Task details: Write out the listing in full, matching it word for word.

Records from a collection of figures
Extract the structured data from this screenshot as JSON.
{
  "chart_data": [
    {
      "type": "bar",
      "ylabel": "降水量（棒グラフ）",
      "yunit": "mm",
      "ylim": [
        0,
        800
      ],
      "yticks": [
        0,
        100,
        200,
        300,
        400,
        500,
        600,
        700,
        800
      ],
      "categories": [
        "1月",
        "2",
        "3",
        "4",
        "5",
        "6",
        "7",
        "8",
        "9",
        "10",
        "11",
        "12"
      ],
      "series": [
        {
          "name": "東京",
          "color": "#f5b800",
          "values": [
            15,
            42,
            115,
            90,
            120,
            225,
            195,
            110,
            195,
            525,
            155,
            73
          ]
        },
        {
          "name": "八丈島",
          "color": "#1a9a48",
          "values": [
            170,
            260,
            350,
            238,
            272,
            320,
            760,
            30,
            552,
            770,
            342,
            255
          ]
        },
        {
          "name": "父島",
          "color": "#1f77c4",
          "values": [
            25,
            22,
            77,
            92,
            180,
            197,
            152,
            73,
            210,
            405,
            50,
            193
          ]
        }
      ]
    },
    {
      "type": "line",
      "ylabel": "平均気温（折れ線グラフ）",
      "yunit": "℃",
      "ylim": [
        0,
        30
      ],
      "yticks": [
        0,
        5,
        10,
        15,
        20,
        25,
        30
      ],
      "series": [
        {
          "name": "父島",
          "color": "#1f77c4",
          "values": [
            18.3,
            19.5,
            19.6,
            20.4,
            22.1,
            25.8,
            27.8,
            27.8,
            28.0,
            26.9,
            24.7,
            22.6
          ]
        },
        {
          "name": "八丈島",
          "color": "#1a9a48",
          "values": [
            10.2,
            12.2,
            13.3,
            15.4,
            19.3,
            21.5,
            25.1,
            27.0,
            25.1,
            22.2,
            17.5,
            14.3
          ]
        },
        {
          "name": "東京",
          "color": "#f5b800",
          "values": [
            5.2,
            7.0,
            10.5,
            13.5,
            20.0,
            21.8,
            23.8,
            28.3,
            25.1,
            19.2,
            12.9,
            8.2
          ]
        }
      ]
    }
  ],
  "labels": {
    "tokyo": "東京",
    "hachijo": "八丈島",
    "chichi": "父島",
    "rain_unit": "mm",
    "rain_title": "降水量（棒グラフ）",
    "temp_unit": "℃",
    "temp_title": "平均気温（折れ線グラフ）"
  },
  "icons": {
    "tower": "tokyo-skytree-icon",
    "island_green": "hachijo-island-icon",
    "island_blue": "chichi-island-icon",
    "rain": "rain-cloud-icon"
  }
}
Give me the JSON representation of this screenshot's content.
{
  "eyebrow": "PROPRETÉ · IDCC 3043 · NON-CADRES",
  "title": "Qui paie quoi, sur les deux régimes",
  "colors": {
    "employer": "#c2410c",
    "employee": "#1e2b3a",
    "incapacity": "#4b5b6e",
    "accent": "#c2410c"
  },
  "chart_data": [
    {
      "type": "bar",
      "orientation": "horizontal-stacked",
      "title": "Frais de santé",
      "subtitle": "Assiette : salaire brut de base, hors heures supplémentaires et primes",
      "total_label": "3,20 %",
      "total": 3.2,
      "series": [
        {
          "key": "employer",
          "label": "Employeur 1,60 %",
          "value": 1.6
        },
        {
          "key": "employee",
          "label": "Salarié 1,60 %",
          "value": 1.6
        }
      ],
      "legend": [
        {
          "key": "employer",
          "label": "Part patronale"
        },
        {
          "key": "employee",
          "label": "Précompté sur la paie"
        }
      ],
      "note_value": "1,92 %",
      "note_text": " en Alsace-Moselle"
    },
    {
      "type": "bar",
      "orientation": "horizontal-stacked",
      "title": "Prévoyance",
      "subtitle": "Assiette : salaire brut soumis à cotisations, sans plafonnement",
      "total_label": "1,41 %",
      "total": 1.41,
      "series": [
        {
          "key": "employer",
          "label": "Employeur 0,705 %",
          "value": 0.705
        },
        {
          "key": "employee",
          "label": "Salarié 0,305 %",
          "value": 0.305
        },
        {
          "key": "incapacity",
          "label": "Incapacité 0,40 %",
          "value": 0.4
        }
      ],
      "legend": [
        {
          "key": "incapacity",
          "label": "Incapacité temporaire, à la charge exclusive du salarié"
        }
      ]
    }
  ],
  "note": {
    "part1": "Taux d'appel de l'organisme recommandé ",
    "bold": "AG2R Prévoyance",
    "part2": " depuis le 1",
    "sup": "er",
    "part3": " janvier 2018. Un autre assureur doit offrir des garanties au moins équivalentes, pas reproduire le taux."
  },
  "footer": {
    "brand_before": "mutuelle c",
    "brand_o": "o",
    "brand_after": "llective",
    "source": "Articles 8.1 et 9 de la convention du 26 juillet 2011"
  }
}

Solved problem:
Extract the structured data from this screenshot as JSON.
{
  "chart_data": [
    {
      "type": "bar",
      "ylabel": "降水量（棒グラフ）",
      "yunit": "mm",
      "ylim": [
        0,
        800
      ],
      "yticks": [
        0,
        100,
        200,
        300,
        400,
        500,
        600,
        700,
        800
      ],
      "categories": [
        "1月",
        "2",
        "3",
        "4",
        "5",
        "6",
        "7",
        "8",
        "9",
        "10",
        "11",
        "12"
      ],
      "series": [
        {
          "name": "東京",
          "color": "#f5b800",
          "values": [
            15,
            42,
            115,
            90,
            120,
            225,
            195,
            110,
            195,
            525,
            155,
            73
          ]
        },
        {
          "name": "八丈島",
          "color": "#1a9a48",
          "values": [
            170,
            260,
            350,
            238,
            272,
            320,
            760,
            30,
            552,
            770,
            342,
            255
          ]
        },
        {
          "name": "父島",
          "color": "#1f77c4",
          "values": [
            25,
            22,
            77,
            92,
            180,
            197,
            152,
            73,
            210,
            405,
            50,
            193
          ]
        }
      ]
    },
    {
      "type": "line",
      "ylabel": "平均気温（折れ線グラフ）",
      "yunit": "℃",
      "ylim": [
        0,
        30
      ],
      "yticks": [
        0,
        5,
        10,
        15,
        20,
        25,
        30
      ],
      "series": [
        {
          "name": "父島",
          "color": "#1f77c4",
          "values": [
            18.3,
            19.5,
            19.6,
            20.4,
            22.1,
            25.8,
            27.8,
            27.8,
            28.0,
            26.9,
            24.7,
            22.6
          ]
        },
        {
          "name": "八丈島",
          "color": "#1a9a48",
          "values": [
            10.2,
            12.2,
            13.3,
            15.4,
            19.3,
            21.5,
            25.1,
            27.0,
            25.1,
            22.2,
            17.5,
            14.3
          ]
        },
        {
          "name": "東京",
          "color": "#f5b800",
          "values": [
            5.2,
            7.0,
            10.5,
            13.5,
            20.0,
            21.8,
            23.8,
            28.3,
            25.1,
            19.2,
            12.9,
            8.2
          ]
        }
      ]
    }
  ],
  "labels": {
    "tokyo": "東京",
    "hachijo": "八丈島",
    "chichi": "父島",
    "rain_unit": "mm",
    "rain_title": "降水量（棒グラフ）",
    "temp_unit": "℃",
    "temp_title": "平均気温（折れ線グラフ）"
  },
  "icons": {
    "tower": "tokyo-skytree-icon",
    "island_green": "hachijo-island-icon",
    "island_blue": "chichi-island-icon",
    "rain": "rain-cloud-icon"
  }
}
Give me the JSON representation of this screenshot's content.
{
  "eyebrow": "PROPRETÉ · IDCC 3043 · NON-CADRES",
  "title": "Qui paie quoi, sur les deux régimes",
  "colors": {
    "employer": "#c2410c",
    "employee": "#1e2b3a",
    "incapacity": "#4b5b6e",
    "accent": "#c2410c"
  },
  "chart_data": [
    {
      "type": "bar",
      "orientation": "horizontal-stacked",
      "title": "Frais de santé",
      "subtitle": "Assiette : salaire brut de base, hors heures supplémentaires et primes",
      "total_label": "3,20 %",
      "total": 3.2,
      "series": [
        {
          "key": "employer",
          "label": "Employeur 1,60 %",
          "value": 1.6
        },
        {
          "key": "employee",
          "label": "Salarié 1,60 %",
          "value": 1.6
        }
      ],
      "legend": [
        {
          "key": "employer",
          "label": "Part patronale"
        },
        {
          "key": "employee",
          "label": "Précompté sur la paie"
        }
      ],
      "note_value": "1,92 %",
      "note_text": " en Alsace-Moselle"
    },
    {
      "type": "bar",
      "orientation": "horizontal-stacked",
      "title": "Prévoyance",
      "subtitle": "Assiette : salaire brut soumis à cotisations, sans plafonnement",
      "total_label": "1,41 %",
      "total": 1.41,
      "series": [
        {
          "key": "employer",
          "label": "Employeur 0,705 %",
          "value": 0.705
        },
        {
          "key": "employee",
          "label": "Salarié 0,305 %",
          "value": 0.305
        },
        {
          "key": "incapacity",
          "label": "Incapacité 0,40 %",
          "value": 0.4
        }
      ],
      "legend": [
        {
          "key": "incapacity",
          "label": "Incapacité temporaire, à la charge exclusive du salarié"
        }
      ]
    }
  ],
  "note": {
    "part1": "Taux d'appel de l'organisme recommandé ",
    "bold": "AG2R Prévoyance",
    "part2": " depuis le 1",
    "sup": "er",
    "part3": " janvier 2018. Un autre assureur doit offrir des garanties au moins équivalentes, pas reproduire le taux."
  },
  "footer": {
    "brand_before": "mutuelle c",
    "brand_o": "o",
    "brand_after": "llective",
    "source": "Articles 8.1 et 9 de la convention du 26 juillet 2011"
  }
}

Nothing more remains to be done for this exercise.